Category Archives: Biography

Teaching 14

Hannah Arendt taught me that what we call “politics” is in fact the betrayal of politics, and that political life both presupposes and pursues the plurality of persons — (as she put it, it is human beings, not humankind, who live in the world together) — and that if we aspire to be authentically political we must resist indulging that damnable solipsistic urge to reduce our fellow human beings to abstract categories we ourselves have imagined living out grand political dramas we ourselves have scripted, and instead encounter and contend with them as the stubbornly real beings with their own stories, self-conceptions, and worldviews.

Teaching 13

William James taught me the impossibly elegant (and deeply American!) Pragmatic Maxim — which I like to think of as instructions for the Pragmatic Move, which goes like this: when attempting to understand the meaning of an assertion, rather than focus in on the assertion itself, instead expand out the practical consequences (what James crassly called the “cash value”) of the assertion’s truth, and this synthesis will give you the assertion’s meaning much faster and more reliably than analysis can.

————

# TO DO
1. In the Arendt and James passage, what did James crassly call the practical consequences of an assertion's truth?
2. Check each statement against the Arendt and James passage and mark it yes or no, quoting the words that decide it: (a) Arendt held that humankind, not human beings, lives in the world together. (b) Following the Pragmatic Maxim, synthesis gives an assertion's meaning faster than analysis. (c) The Pragmatic Maxim is described as deeply American.
3. Extend the Arendt and James passage from the point where it stops.

Stored records:
————

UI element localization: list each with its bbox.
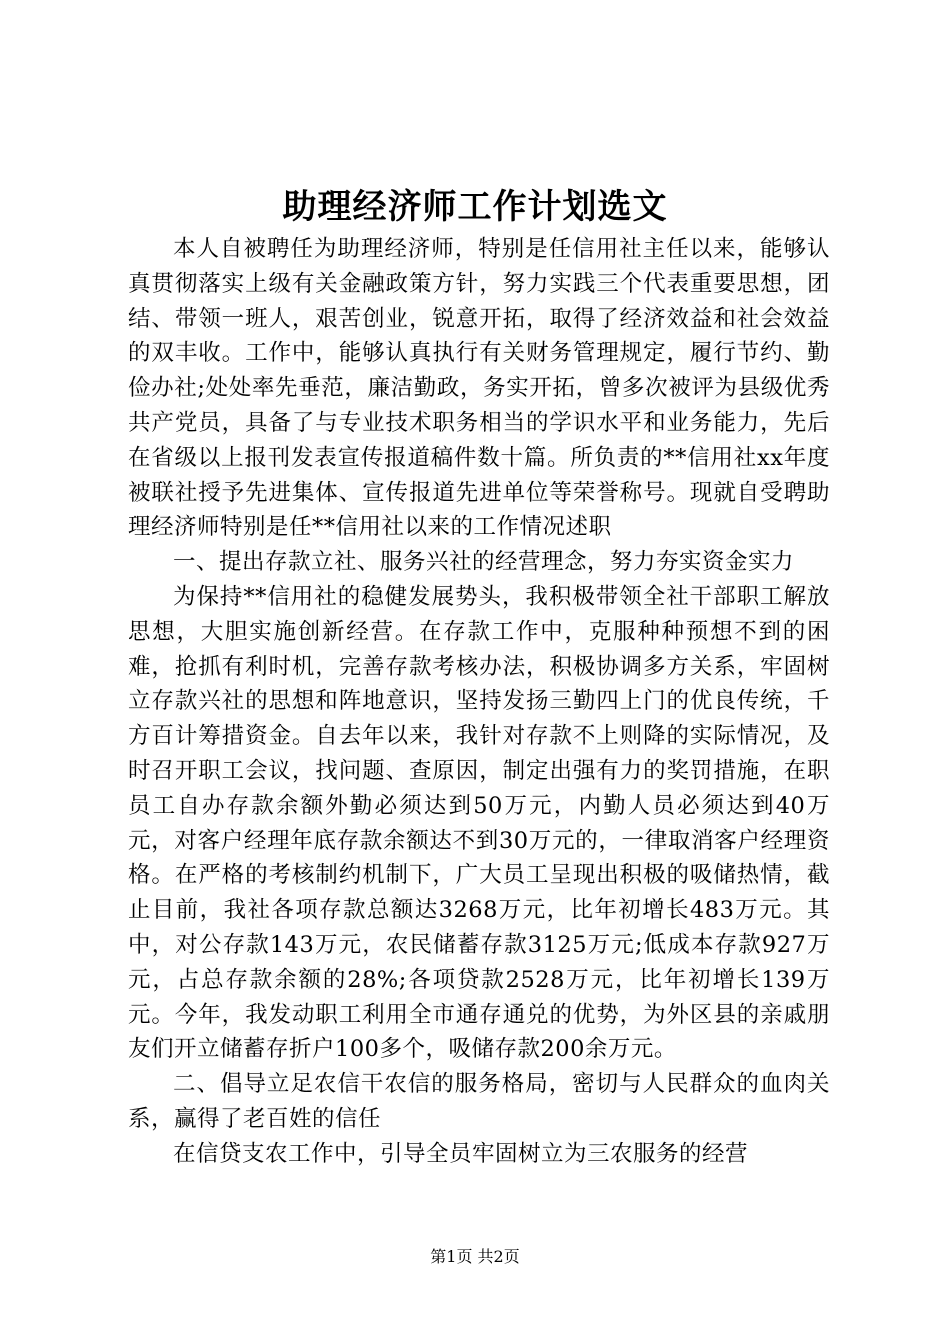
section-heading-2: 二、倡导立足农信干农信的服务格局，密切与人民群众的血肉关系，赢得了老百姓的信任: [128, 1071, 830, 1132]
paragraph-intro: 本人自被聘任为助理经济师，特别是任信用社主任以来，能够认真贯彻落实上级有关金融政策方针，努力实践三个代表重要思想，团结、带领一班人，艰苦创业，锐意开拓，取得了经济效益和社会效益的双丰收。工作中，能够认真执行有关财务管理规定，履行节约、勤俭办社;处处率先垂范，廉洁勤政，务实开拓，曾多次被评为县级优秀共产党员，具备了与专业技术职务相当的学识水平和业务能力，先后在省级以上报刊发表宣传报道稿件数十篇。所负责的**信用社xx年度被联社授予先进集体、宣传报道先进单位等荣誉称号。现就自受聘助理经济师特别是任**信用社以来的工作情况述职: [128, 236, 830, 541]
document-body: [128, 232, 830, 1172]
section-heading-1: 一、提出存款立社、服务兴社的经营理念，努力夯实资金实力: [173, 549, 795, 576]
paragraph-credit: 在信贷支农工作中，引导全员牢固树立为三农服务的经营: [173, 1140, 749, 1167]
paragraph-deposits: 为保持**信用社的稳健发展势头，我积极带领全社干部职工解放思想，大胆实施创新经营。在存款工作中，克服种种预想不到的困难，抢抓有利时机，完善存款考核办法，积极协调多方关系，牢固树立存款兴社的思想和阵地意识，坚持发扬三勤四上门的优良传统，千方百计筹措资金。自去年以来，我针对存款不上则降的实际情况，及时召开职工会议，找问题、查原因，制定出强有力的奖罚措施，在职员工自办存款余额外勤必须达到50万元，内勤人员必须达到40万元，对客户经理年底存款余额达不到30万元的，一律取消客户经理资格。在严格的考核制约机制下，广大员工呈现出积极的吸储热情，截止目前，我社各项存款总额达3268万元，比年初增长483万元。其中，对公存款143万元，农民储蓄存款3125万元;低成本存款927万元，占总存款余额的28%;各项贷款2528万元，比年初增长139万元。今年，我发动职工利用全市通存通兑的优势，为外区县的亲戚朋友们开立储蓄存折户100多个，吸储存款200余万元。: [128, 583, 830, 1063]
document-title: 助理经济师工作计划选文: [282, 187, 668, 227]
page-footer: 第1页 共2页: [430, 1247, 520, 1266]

————

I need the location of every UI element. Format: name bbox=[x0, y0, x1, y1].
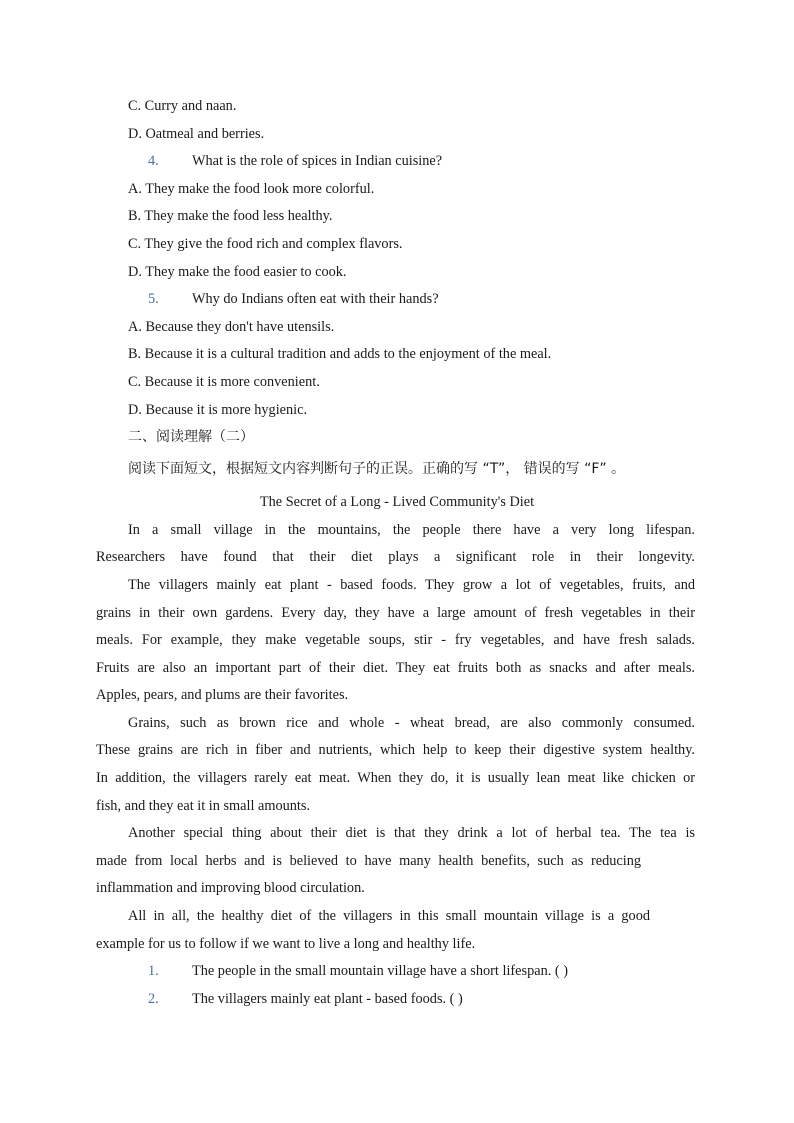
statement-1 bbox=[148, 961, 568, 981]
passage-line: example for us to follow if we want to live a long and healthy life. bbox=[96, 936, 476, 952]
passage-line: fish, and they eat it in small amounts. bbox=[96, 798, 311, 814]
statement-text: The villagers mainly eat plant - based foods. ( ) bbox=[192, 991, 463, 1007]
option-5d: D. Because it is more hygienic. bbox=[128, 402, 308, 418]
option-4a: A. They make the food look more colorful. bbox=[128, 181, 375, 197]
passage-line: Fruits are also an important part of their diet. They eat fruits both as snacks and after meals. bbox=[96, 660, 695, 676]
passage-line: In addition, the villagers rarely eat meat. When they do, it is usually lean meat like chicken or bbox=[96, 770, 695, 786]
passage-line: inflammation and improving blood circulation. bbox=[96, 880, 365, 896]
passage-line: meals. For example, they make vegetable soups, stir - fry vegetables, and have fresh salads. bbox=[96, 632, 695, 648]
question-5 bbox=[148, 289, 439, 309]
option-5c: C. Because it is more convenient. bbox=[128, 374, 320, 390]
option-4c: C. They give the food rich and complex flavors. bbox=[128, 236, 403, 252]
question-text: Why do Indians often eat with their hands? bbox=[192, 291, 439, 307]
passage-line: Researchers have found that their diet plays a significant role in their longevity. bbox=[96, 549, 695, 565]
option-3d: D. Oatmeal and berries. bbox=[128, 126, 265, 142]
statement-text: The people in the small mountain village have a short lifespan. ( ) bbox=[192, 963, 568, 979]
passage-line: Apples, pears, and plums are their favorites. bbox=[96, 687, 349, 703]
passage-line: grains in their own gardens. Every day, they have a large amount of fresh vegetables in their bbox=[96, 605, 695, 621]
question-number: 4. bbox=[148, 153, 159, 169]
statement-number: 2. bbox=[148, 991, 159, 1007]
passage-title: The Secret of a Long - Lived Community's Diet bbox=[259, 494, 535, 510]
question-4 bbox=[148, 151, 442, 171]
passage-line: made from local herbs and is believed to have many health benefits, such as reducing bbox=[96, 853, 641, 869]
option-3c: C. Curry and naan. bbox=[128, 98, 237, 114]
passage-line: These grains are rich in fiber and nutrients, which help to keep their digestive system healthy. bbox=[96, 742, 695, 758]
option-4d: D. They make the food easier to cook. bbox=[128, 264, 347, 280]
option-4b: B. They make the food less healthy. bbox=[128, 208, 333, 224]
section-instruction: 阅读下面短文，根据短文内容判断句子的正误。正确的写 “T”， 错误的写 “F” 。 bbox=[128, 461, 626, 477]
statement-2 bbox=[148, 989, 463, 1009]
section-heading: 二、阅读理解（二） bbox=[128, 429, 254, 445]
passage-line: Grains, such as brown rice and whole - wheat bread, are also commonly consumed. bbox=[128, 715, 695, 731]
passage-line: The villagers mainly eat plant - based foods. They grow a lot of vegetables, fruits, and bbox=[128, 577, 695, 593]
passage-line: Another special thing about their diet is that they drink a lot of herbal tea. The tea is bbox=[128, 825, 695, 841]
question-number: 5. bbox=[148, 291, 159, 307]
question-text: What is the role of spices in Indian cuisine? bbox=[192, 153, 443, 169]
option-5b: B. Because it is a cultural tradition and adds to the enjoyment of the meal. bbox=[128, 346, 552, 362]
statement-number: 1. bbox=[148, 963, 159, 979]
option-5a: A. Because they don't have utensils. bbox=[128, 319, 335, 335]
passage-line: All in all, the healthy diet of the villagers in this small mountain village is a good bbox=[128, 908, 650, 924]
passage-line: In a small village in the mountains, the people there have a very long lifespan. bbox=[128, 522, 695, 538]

————

# WRITTEN ANSWERS
1. The "cash value."

2.
(a) No: "it is human beings, not humankind, who live in the world together"
(b) Yes: "this synthesis will give you the assertion’s meaning much faster and more reliably than analysis can"
(c) Yes: "the impossibly elegant (and deeply American!) Pragmatic Maxim"

3.
Teaching 11

Martin Heidegger taught me the difference between an emotion and a mood — that is, the difference between a feeling toward an object versus a feeling of a totality — and, in particular, that mood called anxiety which is the feeling of nullified totality, a mood toward subjective nothingness — which Heidegger associated with death, but which I see as the mortal response to infinity in any its myriad forms.

Teaching 9

Clifford Geertz helped me see that understanding (or, empathy) is not an act of directly experiencing what another person experiences (which renders understanding impossible, if not essentially absurd), but rather the ability to participate in their symbol system, so that we can understand a proverb, a poem or a joke — or, as I like to add, design something for them that they love with head, hand and heart.

Book

I’ve contacted some letterpress printers about making my pamphlet, which used to be titled The 10,000 Everythings, but has been sobered up into Geometric Meditations, which is a more precise description of how I use the content of the book.

One printer has responded so far, and suggested some changes that seems to have improved it. I looked at the book again this morning, and I am still happy with it, so it must really be ready. There is only one word in the book that I’m not sure about.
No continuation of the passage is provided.